= Objective =
Send each entry back exactly as given, pictures excluded.

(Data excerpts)
»»
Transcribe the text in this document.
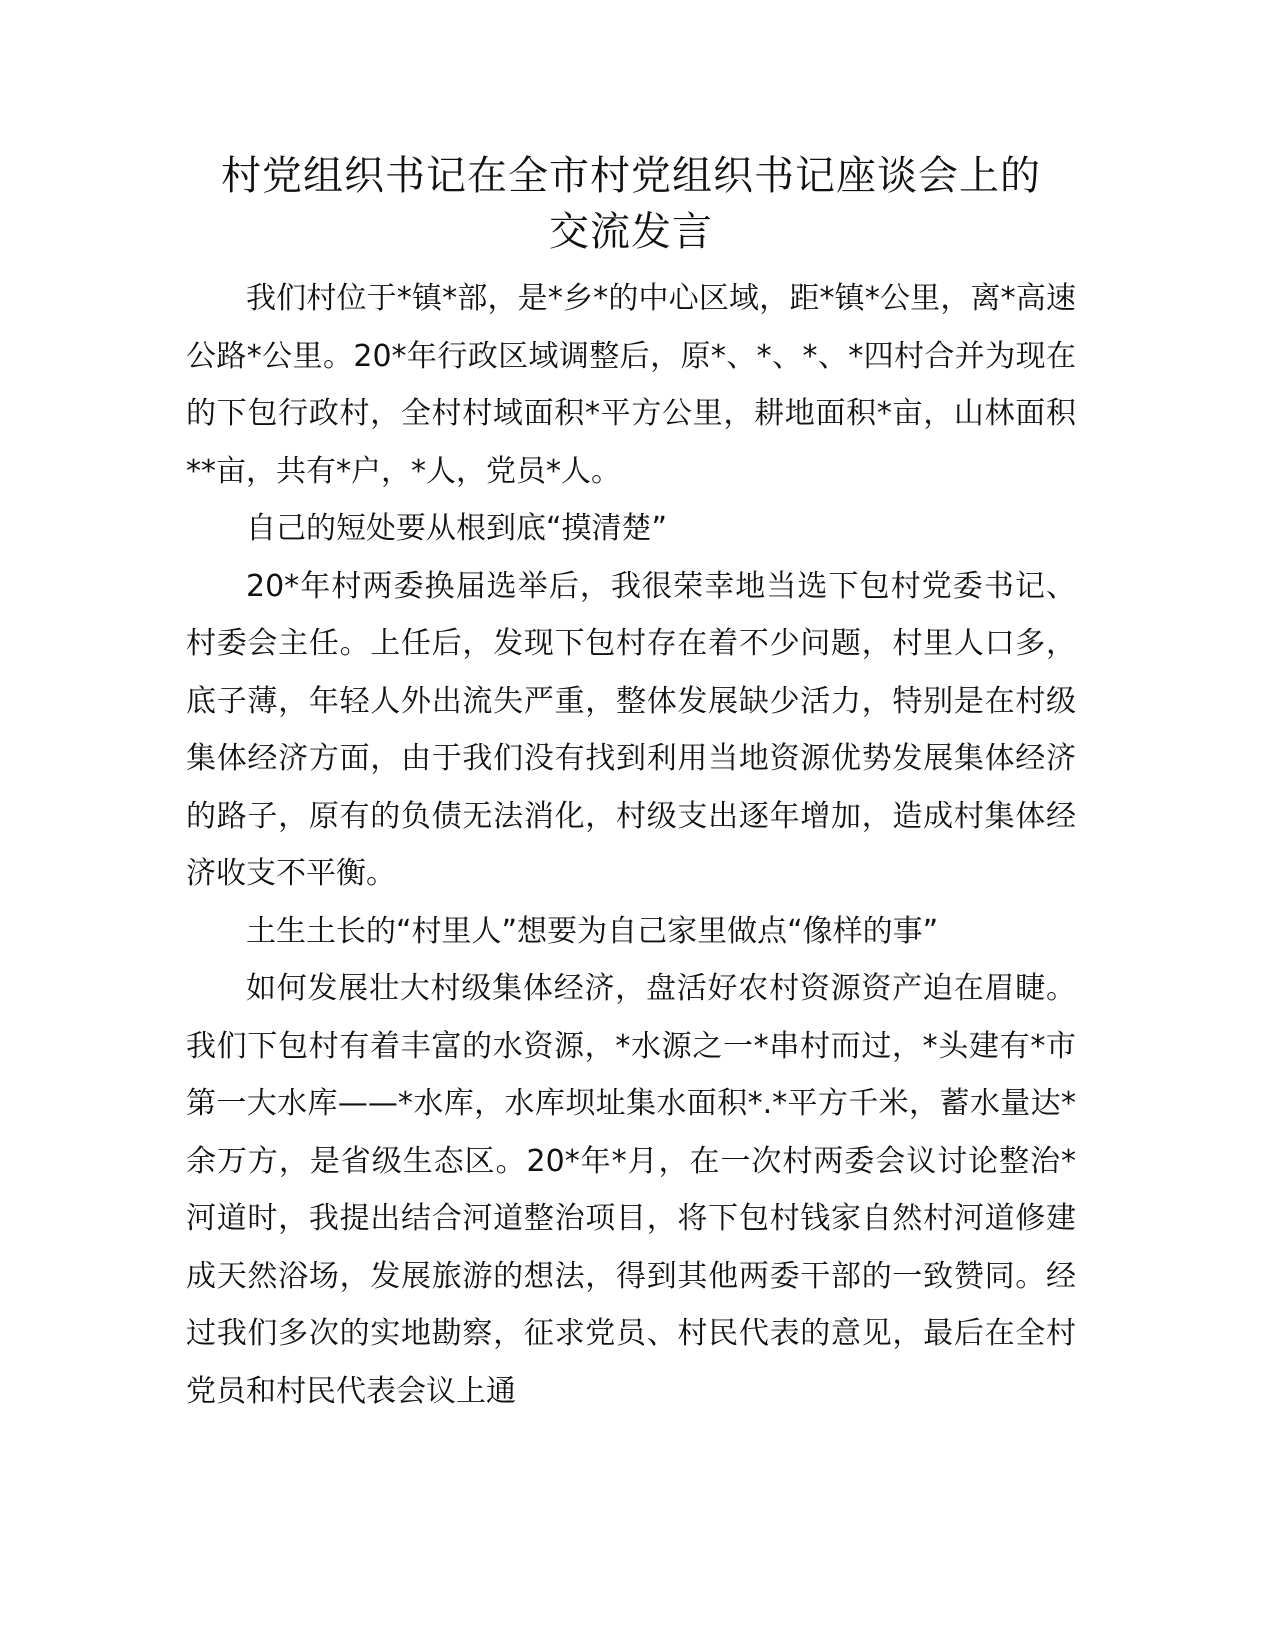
村党组织书记在全市村党组织书记座谈会上的
交流发言

我们村位于*镇*部，是*乡*的中心区域，距*镇*公里，离*高速公路*公里。20*年行政区域调整后，原*、*、*、*四村合并为现在的下包行政村，全村村域面积*平方公里，耕地面积*亩，山林面积**亩，共有*户，*人，党员*人。

自己的短处要从根到底“摸清楚”

20*年村两委换届选举后，我很荣幸地当选下包村党委书记、村委会主任。上任后，发现下包村存在着不少问题，村里人口多，底子薄，年轻人外出流失严重，整体发展缺少活力，特别是在村级集体经济方面，由于我们没有找到利用当地资源优势发展集体经济的路子，原有的负债无法消化，村级支出逐年增加，造成村集体经济收支不平衡。

土生土长的“村里人”想要为自己家里做点“像样的事”

如何发展壮大村级集体经济，盘活好农村资源资产迫在眉睫。我们下包村有着丰富的水资源，*水源之一*串村而过，*头建有*市第一大水库——*水库，水库坝址集水面积*.*平方千米，蓄水量达*余万方，是省级生态区。20*年*月，在一次村两委会议讨论整治*河道时，我提出结合河道整治项目，将下包村钱家自然村河道修建成天然浴场，发展旅游的想法，得到其他两委干部的一致赞同。经过我们多次的实地勘察，征求党员、村民代表的意见，最后在全村党员和村民代表会议上通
««
= Response for this exercise =
Transcribe the text in this document.
村党组织书记在全市村党组织书记座谈会上的
交流发言

我们村位于*镇*部，是*乡*的中心区域，距*镇*公里，离*高速公路*公里。20*年行政区域调整后，原*、*、*、*四村合并为现在的下包行政村，全村村域面积*平方公里，耕地面积*亩，山林面积**亩，共有*户，*人，党员*人。

自己的短处要从根到底“摸清楚”

20*年村两委换届选举后，我很荣幸地当选下包村党委书记、村委会主任。上任后，发现下包村存在着不少问题，村里人口多，底子薄，年轻人外出流失严重，整体发展缺少活力，特别是在村级集体经济方面，由于我们没有找到利用当地资源优势发展集体经济的路子，原有的负债无法消化，村级支出逐年增加，造成村集体经济收支不平衡。

土生土长的“村里人”想要为自己家里做点“像样的事”

如何发展壮大村级集体经济，盘活好农村资源资产迫在眉睫。我们下包村有着丰富的水资源，*水源之一*串村而过，*头建有*市第一大水库——*水库，水库坝址集水面积*.*平方千米，蓄水量达*余万方，是省级生态区。20*年*月，在一次村两委会议讨论整治*河道时，我提出结合河道整治项目，将下包村钱家自然村河道修建成天然浴场，发展旅游的想法，得到其他两委干部的一致赞同。经过我们多次的实地勘察，征求党员、村民代表的意见，最后在全村党员和村民代表会议上通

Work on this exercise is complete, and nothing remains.